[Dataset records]
— start —

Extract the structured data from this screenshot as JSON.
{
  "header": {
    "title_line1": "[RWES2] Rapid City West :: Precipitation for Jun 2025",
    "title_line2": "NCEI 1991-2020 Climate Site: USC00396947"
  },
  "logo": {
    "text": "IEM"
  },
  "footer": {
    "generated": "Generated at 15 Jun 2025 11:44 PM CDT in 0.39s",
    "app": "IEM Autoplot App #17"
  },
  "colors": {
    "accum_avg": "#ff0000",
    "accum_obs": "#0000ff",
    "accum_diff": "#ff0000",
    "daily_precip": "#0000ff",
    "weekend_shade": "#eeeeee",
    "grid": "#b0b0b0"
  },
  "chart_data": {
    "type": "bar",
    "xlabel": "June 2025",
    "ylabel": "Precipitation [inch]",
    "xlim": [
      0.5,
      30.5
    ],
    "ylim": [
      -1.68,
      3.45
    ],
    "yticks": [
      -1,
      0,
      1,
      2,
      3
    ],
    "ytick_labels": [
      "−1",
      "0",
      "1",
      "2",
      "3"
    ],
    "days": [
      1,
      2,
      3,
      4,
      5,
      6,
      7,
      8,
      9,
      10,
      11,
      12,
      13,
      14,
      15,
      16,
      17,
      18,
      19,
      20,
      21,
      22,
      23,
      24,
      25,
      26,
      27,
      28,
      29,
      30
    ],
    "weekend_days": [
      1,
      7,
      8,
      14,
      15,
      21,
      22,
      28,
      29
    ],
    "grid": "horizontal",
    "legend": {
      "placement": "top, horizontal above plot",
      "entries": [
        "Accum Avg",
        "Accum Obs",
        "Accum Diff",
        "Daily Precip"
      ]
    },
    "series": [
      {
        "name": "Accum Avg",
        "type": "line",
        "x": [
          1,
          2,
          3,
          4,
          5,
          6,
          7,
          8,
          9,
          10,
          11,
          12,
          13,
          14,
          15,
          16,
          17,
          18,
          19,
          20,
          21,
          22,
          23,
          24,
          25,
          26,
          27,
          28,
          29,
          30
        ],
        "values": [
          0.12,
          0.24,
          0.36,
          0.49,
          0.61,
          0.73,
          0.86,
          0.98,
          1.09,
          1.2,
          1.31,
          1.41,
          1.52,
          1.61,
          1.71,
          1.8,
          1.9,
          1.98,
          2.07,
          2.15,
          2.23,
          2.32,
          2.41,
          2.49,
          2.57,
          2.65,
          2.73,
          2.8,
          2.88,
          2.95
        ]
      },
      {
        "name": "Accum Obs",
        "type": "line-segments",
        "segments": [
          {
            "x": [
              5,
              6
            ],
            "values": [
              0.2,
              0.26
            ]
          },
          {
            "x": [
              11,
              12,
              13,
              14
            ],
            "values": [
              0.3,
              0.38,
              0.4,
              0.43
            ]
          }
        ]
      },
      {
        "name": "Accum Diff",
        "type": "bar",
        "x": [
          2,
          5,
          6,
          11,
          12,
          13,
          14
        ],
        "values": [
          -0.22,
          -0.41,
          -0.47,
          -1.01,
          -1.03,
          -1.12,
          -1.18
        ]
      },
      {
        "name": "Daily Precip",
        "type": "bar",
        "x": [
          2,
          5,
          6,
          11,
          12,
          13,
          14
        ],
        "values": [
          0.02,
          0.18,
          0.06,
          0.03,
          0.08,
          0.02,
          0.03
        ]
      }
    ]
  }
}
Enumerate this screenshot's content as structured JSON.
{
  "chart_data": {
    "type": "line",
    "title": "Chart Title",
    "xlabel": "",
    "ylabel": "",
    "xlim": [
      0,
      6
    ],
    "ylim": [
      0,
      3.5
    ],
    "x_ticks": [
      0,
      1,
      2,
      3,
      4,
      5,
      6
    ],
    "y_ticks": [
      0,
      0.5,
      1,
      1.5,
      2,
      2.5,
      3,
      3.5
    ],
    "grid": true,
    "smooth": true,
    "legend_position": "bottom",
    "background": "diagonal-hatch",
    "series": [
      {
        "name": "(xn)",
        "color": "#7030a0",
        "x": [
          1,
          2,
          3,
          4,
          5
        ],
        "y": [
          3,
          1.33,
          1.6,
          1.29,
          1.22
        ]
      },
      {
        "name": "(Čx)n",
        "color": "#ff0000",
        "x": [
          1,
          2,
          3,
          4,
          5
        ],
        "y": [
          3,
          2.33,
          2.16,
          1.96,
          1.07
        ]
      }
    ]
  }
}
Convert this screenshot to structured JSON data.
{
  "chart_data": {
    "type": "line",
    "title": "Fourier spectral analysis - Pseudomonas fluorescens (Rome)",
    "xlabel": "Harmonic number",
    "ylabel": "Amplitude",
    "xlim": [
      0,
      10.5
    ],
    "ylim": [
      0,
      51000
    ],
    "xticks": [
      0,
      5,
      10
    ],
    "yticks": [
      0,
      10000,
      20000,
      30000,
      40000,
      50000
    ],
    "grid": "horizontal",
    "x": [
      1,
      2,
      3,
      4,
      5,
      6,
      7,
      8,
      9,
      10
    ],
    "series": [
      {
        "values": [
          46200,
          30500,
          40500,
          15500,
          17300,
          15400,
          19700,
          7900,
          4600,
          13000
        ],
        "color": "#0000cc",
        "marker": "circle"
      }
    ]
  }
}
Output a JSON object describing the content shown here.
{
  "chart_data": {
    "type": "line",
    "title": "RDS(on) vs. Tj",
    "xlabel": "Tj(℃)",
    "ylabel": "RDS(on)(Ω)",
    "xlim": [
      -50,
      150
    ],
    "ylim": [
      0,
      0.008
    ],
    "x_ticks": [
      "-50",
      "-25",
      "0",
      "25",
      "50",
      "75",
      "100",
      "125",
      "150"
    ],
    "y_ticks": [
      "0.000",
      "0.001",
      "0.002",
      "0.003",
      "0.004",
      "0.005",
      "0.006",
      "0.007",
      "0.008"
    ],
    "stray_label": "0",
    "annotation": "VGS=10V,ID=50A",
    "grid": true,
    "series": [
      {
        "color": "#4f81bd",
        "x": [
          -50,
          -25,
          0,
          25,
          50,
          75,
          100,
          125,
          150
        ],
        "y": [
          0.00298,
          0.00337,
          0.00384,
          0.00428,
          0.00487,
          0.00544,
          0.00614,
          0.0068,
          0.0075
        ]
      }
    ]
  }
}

— end —

What the task asks - Locate each line containing the string "this" and show it.

Exercise output -
Extract the structured data from this screenshot as JSON.
Enumerate this screenshot's content as structured JSON.
Convert this screenshot to structured JSON data.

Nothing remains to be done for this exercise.